## Extracted records
— START —

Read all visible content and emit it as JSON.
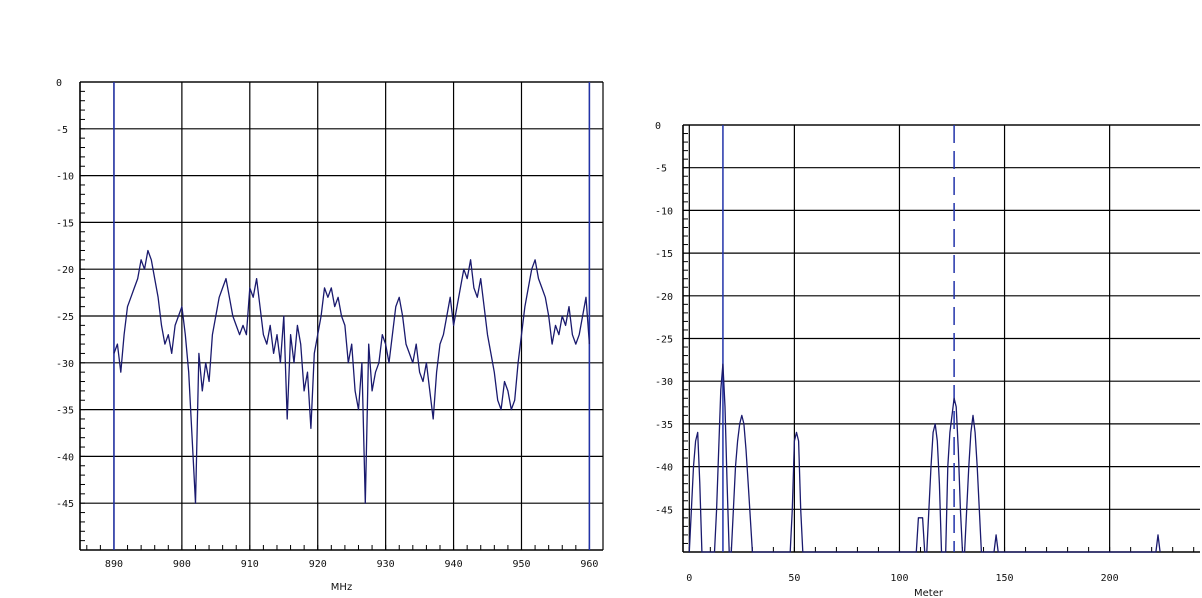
{
  "chart_data": [
    {
      "type": "line",
      "xlabel": "MHz",
      "ylabel": "",
      "xlim": [
        885,
        962
      ],
      "ylim": [
        -50,
        0
      ],
      "x_ticks": [
        890,
        900,
        910,
        920,
        930,
        940,
        950,
        960
      ],
      "y_ticks": [
        0,
        -5,
        -10,
        -15,
        -20,
        -25,
        -30,
        -35,
        -40,
        -45
      ],
      "markers": [
        890,
        960
      ],
      "series": [
        {
          "x": [
            890,
            890.5,
            891,
            891.5,
            892,
            892.5,
            893,
            893.5,
            894,
            894.5,
            895,
            895.5,
            896,
            896.5,
            897,
            897.5,
            898,
            898.5,
            899,
            899.5,
            900,
            900.5,
            901,
            901.5,
            902,
            902.5,
            903,
            903.5,
            904,
            904.5,
            905,
            905.5,
            906,
            906.5,
            907,
            907.5,
            908,
            908.5,
            909,
            909.5,
            910,
            910.5,
            911,
            911.5,
            912,
            912.5,
            913,
            913.5,
            914,
            914.5,
            915,
            915.5,
            916,
            916.5,
            917,
            917.5,
            918,
            918.5,
            919,
            919.5,
            920,
            920.5,
            921,
            921.5,
            922,
            922.5,
            923,
            923.5,
            924,
            924.5,
            925,
            925.5,
            926,
            926.5,
            927,
            927.5,
            928,
            928.5,
            929,
            929.5,
            930,
            930.5,
            931,
            931.5,
            932,
            932.5,
            933,
            933.5,
            934,
            934.5,
            935,
            935.5,
            936,
            936.5,
            937,
            937.5,
            938,
            938.5,
            939,
            939.5,
            940,
            940.5,
            941,
            941.5,
            942,
            942.5,
            943,
            943.5,
            944,
            944.5,
            945,
            945.5,
            946,
            946.5,
            947,
            947.5,
            948,
            948.5,
            949,
            949.5,
            950,
            950.5,
            951,
            951.5,
            952,
            952.5,
            953,
            953.5,
            954,
            954.5,
            955,
            955.5,
            956,
            956.5,
            957,
            957.5,
            958,
            958.5,
            959,
            959.5,
            960
          ],
          "y": [
            -29,
            -28,
            -31,
            -27,
            -24,
            -23,
            -22,
            -21,
            -19,
            -20,
            -18,
            -19,
            -21,
            -23,
            -26,
            -28,
            -27,
            -29,
            -26,
            -25,
            -24,
            -27,
            -31,
            -38,
            -45,
            -29,
            -33,
            -30,
            -32,
            -27,
            -25,
            -23,
            -22,
            -21,
            -23,
            -25,
            -26,
            -27,
            -26,
            -27,
            -22,
            -23,
            -21,
            -24,
            -27,
            -28,
            -26,
            -29,
            -27,
            -30,
            -25,
            -36,
            -27,
            -30,
            -26,
            -28,
            -33,
            -31,
            -37,
            -29,
            -27,
            -25,
            -22,
            -23,
            -22,
            -24,
            -23,
            -25,
            -26,
            -30,
            -28,
            -33,
            -35,
            -30,
            -45,
            -28,
            -33,
            -31,
            -30,
            -27,
            -28,
            -30,
            -27,
            -24,
            -23,
            -25,
            -28,
            -29,
            -30,
            -28,
            -31,
            -32,
            -30,
            -33,
            -36,
            -31,
            -28,
            -27,
            -25,
            -23,
            -26,
            -24,
            -22,
            -20,
            -21,
            -19,
            -22,
            -23,
            -21,
            -24,
            -27,
            -29,
            -31,
            -34,
            -35,
            -32,
            -33,
            -35,
            -34,
            -30,
            -27,
            -24,
            -22,
            -20,
            -19,
            -21,
            -22,
            -23,
            -25,
            -28,
            -26,
            -27,
            -25,
            -26,
            -24,
            -27,
            -28,
            -27,
            -25,
            -23,
            -28
          ]
        }
      ]
    },
    {
      "type": "line",
      "xlabel": "Meter",
      "ylabel": "",
      "xlim": [
        -3,
        243
      ],
      "ylim": [
        -50,
        0
      ],
      "x_ticks": [
        0,
        50,
        100,
        150,
        200
      ],
      "y_ticks": [
        0,
        -5,
        -10,
        -15,
        -20,
        -25,
        -30,
        -35,
        -40,
        -45
      ],
      "markers": [
        16,
        126
      ],
      "series": [
        {
          "x": [
            0,
            1,
            2,
            3,
            4,
            5,
            6,
            7,
            8,
            9,
            10,
            11,
            12,
            13,
            14,
            15,
            16,
            17,
            18,
            19,
            20,
            21,
            22,
            23,
            24,
            25,
            26,
            27,
            28,
            29,
            30,
            31,
            48,
            49,
            50,
            51,
            52,
            53,
            54,
            55,
            108,
            109,
            110,
            111,
            112,
            113,
            114,
            115,
            116,
            117,
            118,
            119,
            120,
            121,
            122,
            123,
            124,
            125,
            126,
            127,
            128,
            129,
            130,
            131,
            132,
            133,
            134,
            135,
            136,
            137,
            138,
            139,
            140,
            141,
            145,
            146,
            147,
            222,
            223,
            224
          ],
          "y": [
            -50,
            -45,
            -40,
            -37,
            -36,
            -42,
            -50,
            -50,
            -50,
            -50,
            -50,
            -50,
            -50,
            -45,
            -38,
            -31,
            -28,
            -33,
            -42,
            -50,
            -50,
            -45,
            -40,
            -37,
            -35,
            -34,
            -35,
            -38,
            -42,
            -46,
            -50,
            -50,
            -50,
            -45,
            -37,
            -36,
            -37,
            -45,
            -50,
            -50,
            -50,
            -46,
            -46,
            -46,
            -50,
            -50,
            -45,
            -40,
            -36,
            -35,
            -37,
            -42,
            -50,
            -50,
            -50,
            -40,
            -36,
            -34,
            -32,
            -33,
            -38,
            -45,
            -50,
            -50,
            -45,
            -40,
            -36,
            -34,
            -36,
            -40,
            -45,
            -50,
            -50,
            -50,
            -50,
            -48,
            -50,
            -50,
            -48,
            -50
          ]
        }
      ]
    }
  ]
}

— END —

## Short exercise
Quote the preceding listing precisely and completely, omitting its images.

## Written response
Read all visible content and emit it as JSON.
{
  "chart_data": [
    {
      "type": "line",
      "xlabel": "MHz",
      "ylabel": "",
      "xlim": [
        885,
        962
      ],
      "ylim": [
        -50,
        0
      ],
      "x_ticks": [
        890,
        900,
        910,
        920,
        930,
        940,
        950,
        960
      ],
      "y_ticks": [
        0,
        -5,
        -10,
        -15,
        -20,
        -25,
        -30,
        -35,
        -40,
        -45
      ],
      "markers": [
        890,
        960
      ],
      "series": [
        {
          "x": [
            890,
            890.5,
            891,
            891.5,
            892,
            892.5,
            893,
            893.5,
            894,
            894.5,
            895,
            895.5,
            896,
            896.5,
            897,
            897.5,
            898,
            898.5,
            899,
            899.5,
            900,
            900.5,
            901,
            901.5,
            902,
            902.5,
            903,
            903.5,
            904,
            904.5,
            905,
            905.5,
            906,
            906.5,
            907,
            907.5,
            908,
            908.5,
            909,
            909.5,
            910,
            910.5,
            911,
            911.5,
            912,
            912.5,
            913,
            913.5,
            914,
            914.5,
            915,
            915.5,
            916,
            916.5,
            917,
            917.5,
            918,
            918.5,
            919,
            919.5,
            920,
            920.5,
            921,
            921.5,
            922,
            922.5,
            923,
            923.5,
            924,
            924.5,
            925,
            925.5,
            926,
            926.5,
            927,
            927.5,
            928,
            928.5,
            929,
            929.5,
            930,
            930.5,
            931,
            931.5,
            932,
            932.5,
            933,
            933.5,
            934,
            934.5,
            935,
            935.5,
            936,
            936.5,
            937,
            937.5,
            938,
            938.5,
            939,
            939.5,
            940,
            940.5,
            941,
            941.5,
            942,
            942.5,
            943,
            943.5,
            944,
            944.5,
            945,
            945.5,
            946,
            946.5,
            947,
            947.5,
            948,
            948.5,
            949,
            949.5,
            950,
            950.5,
            951,
            951.5,
            952,
            952.5,
            953,
            953.5,
            954,
            954.5,
            955,
            955.5,
            956,
            956.5,
            957,
            957.5,
            958,
            958.5,
            959,
            959.5,
            960
          ],
          "y": [
            -29,
            -28,
            -31,
            -27,
            -24,
            -23,
            -22,
            -21,
            -19,
            -20,
            -18,
            -19,
            -21,
            -23,
            -26,
            -28,
            -27,
            -29,
            -26,
            -25,
            -24,
            -27,
            -31,
            -38,
            -45,
            -29,
            -33,
            -30,
            -32,
            -27,
            -25,
            -23,
            -22,
            -21,
            -23,
            -25,
            -26,
            -27,
            -26,
            -27,
            -22,
            -23,
            -21,
            -24,
            -27,
            -28,
            -26,
            -29,
            -27,
            -30,
            -25,
            -36,
            -27,
            -30,
            -26,
            -28,
            -33,
            -31,
            -37,
            -29,
            -27,
            -25,
            -22,
            -23,
            -22,
            -24,
            -23,
            -25,
            -26,
            -30,
            -28,
            -33,
            -35,
            -30,
            -45,
            -28,
            -33,
            -31,
            -30,
            -27,
            -28,
            -30,
            -27,
            -24,
            -23,
            -25,
            -28,
            -29,
            -30,
            -28,
            -31,
            -32,
            -30,
            -33,
            -36,
            -31,
            -28,
            -27,
            -25,
            -23,
            -26,
            -24,
            -22,
            -20,
            -21,
            -19,
            -22,
            -23,
            -21,
            -24,
            -27,
            -29,
            -31,
            -34,
            -35,
            -32,
            -33,
            -35,
            -34,
            -30,
            -27,
            -24,
            -22,
            -20,
            -19,
            -21,
            -22,
            -23,
            -25,
            -28,
            -26,
            -27,
            -25,
            -26,
            -24,
            -27,
            -28,
            -27,
            -25,
            -23,
            -28
          ]
        }
      ]
    },
    {
      "type": "line",
      "xlabel": "Meter",
      "ylabel": "",
      "xlim": [
        -3,
        243
      ],
      "ylim": [
        -50,
        0
      ],
      "x_ticks": [
        0,
        50,
        100,
        150,
        200
      ],
      "y_ticks": [
        0,
        -5,
        -10,
        -15,
        -20,
        -25,
        -30,
        -35,
        -40,
        -45
      ],
      "markers": [
        16,
        126
      ],
      "series": [
        {
          "x": [
            0,
            1,
            2,
            3,
            4,
            5,
            6,
            7,
            8,
            9,
            10,
            11,
            12,
            13,
            14,
            15,
            16,
            17,
            18,
            19,
            20,
            21,
            22,
            23,
            24,
            25,
            26,
            27,
            28,
            29,
            30,
            31,
            48,
            49,
            50,
            51,
            52,
            53,
            54,
            55,
            108,
            109,
            110,
            111,
            112,
            113,
            114,
            115,
            116,
            117,
            118,
            119,
            120,
            121,
            122,
            123,
            124,
            125,
            126,
            127,
            128,
            129,
            130,
            131,
            132,
            133,
            134,
            135,
            136,
            137,
            138,
            139,
            140,
            141,
            145,
            146,
            147,
            222,
            223,
            224
          ],
          "y": [
            -50,
            -45,
            -40,
            -37,
            -36,
            -42,
            -50,
            -50,
            -50,
            -50,
            -50,
            -50,
            -50,
            -45,
            -38,
            -31,
            -28,
            -33,
            -42,
            -50,
            -50,
            -45,
            -40,
            -37,
            -35,
            -34,
            -35,
            -38,
            -42,
            -46,
            -50,
            -50,
            -50,
            -45,
            -37,
            -36,
            -37,
            -45,
            -50,
            -50,
            -50,
            -46,
            -46,
            -46,
            -50,
            -50,
            -45,
            -40,
            -36,
            -35,
            -37,
            -42,
            -50,
            -50,
            -50,
            -40,
            -36,
            -34,
            -32,
            -33,
            -38,
            -45,
            -50,
            -50,
            -45,
            -40,
            -36,
            -34,
            -36,
            -40,
            -45,
            -50,
            -50,
            -50,
            -50,
            -48,
            -50,
            -50,
            -48,
            -50
          ]
        }
      ]
    }
  ]
}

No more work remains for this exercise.